### What is being asked
Return each line of the data below verbatim; pictures are to be left out.

-- START OF Dataset records --

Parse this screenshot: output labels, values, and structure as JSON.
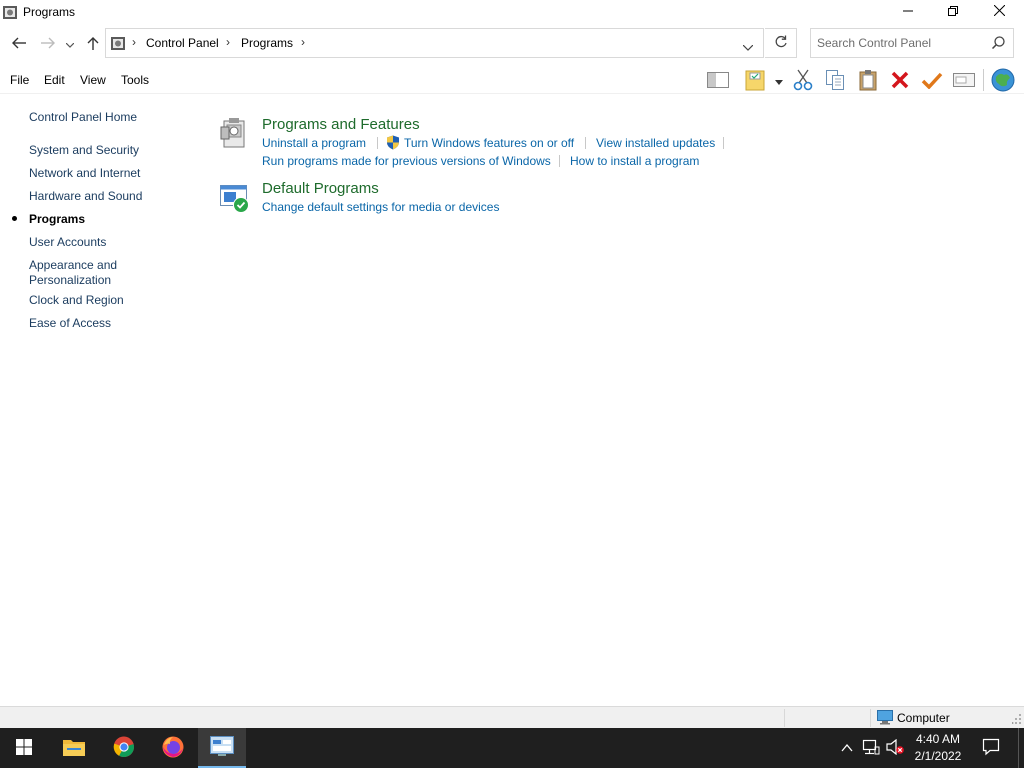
{
  "window": {
    "title": "Programs",
    "minimize_icon": "minimize-icon",
    "maximize_icon": "restore-icon",
    "close_icon": "close-icon"
  },
  "address": {
    "breadcrumbs": [
      "Control Panel",
      "Programs"
    ],
    "search_placeholder": "Search Control Panel"
  },
  "menu": {
    "items": [
      "File",
      "Edit",
      "View",
      "Tools"
    ]
  },
  "toolbar": {
    "icons": [
      "layout-pane-icon",
      "properties-folder-icon",
      "dropdown-arrow-icon",
      "cut-icon",
      "copy-icon",
      "paste-icon",
      "delete-icon",
      "checkmark-icon",
      "rename-icon",
      "globe-icon"
    ]
  },
  "leftnav": {
    "home": "Control Panel Home",
    "items": [
      "System and Security",
      "Network and Internet",
      "Hardware and Sound",
      "Programs",
      "User Accounts",
      "Appearance and",
      "Personalization",
      "Clock and Region",
      "Ease of Access"
    ],
    "current": "Programs"
  },
  "content": {
    "programs_features": {
      "title": "Programs and Features",
      "links": [
        "Uninstall a program",
        "Turn Windows features on or off",
        "View installed updates",
        "Run programs made for previous versions of Windows",
        "How to install a program"
      ]
    },
    "default_programs": {
      "title": "Default Programs",
      "links": [
        "Change default settings for media or devices"
      ]
    }
  },
  "status": {
    "computer_label": "Computer"
  },
  "taskbar": {
    "clock_time": "4:40 AM",
    "clock_date": "2/1/2022"
  },
  "colors": {
    "category_title": "#1e6b2c",
    "link": "#0a66a8",
    "nav_link": "#1a3b5e",
    "taskbar": "#1f1f1f"
  }
}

-- END OF Dataset records --

### Exercise result
Parse this screenshot: output labels, values, and structure as JSON.
{
  "window": {
    "title": "Programs",
    "minimize_icon": "minimize-icon",
    "maximize_icon": "restore-icon",
    "close_icon": "close-icon"
  },
  "address": {
    "breadcrumbs": [
      "Control Panel",
      "Programs"
    ],
    "search_placeholder": "Search Control Panel"
  },
  "menu": {
    "items": [
      "File",
      "Edit",
      "View",
      "Tools"
    ]
  },
  "toolbar": {
    "icons": [
      "layout-pane-icon",
      "properties-folder-icon",
      "dropdown-arrow-icon",
      "cut-icon",
      "copy-icon",
      "paste-icon",
      "delete-icon",
      "checkmark-icon",
      "rename-icon",
      "globe-icon"
    ]
  },
  "leftnav": {
    "home": "Control Panel Home",
    "items": [
      "System and Security",
      "Network and Internet",
      "Hardware and Sound",
      "Programs",
      "User Accounts",
      "Appearance and",
      "Personalization",
      "Clock and Region",
      "Ease of Access"
    ],
    "current": "Programs"
  },
  "content": {
    "programs_features": {
      "title": "Programs and Features",
      "links": [
        "Uninstall a program",
        "Turn Windows features on or off",
        "View installed updates",
        "Run programs made for previous versions of Windows",
        "How to install a program"
      ]
    },
    "default_programs": {
      "title": "Default Programs",
      "links": [
        "Change default settings for media or devices"
      ]
    }
  },
  "status": {
    "computer_label": "Computer"
  },
  "taskbar": {
    "clock_time": "4:40 AM",
    "clock_date": "2/1/2022"
  },
  "colors": {
    "category_title": "#1e6b2c",
    "link": "#0a66a8",
    "nav_link": "#1a3b5e",
    "taskbar": "#1f1f1f"
  }
}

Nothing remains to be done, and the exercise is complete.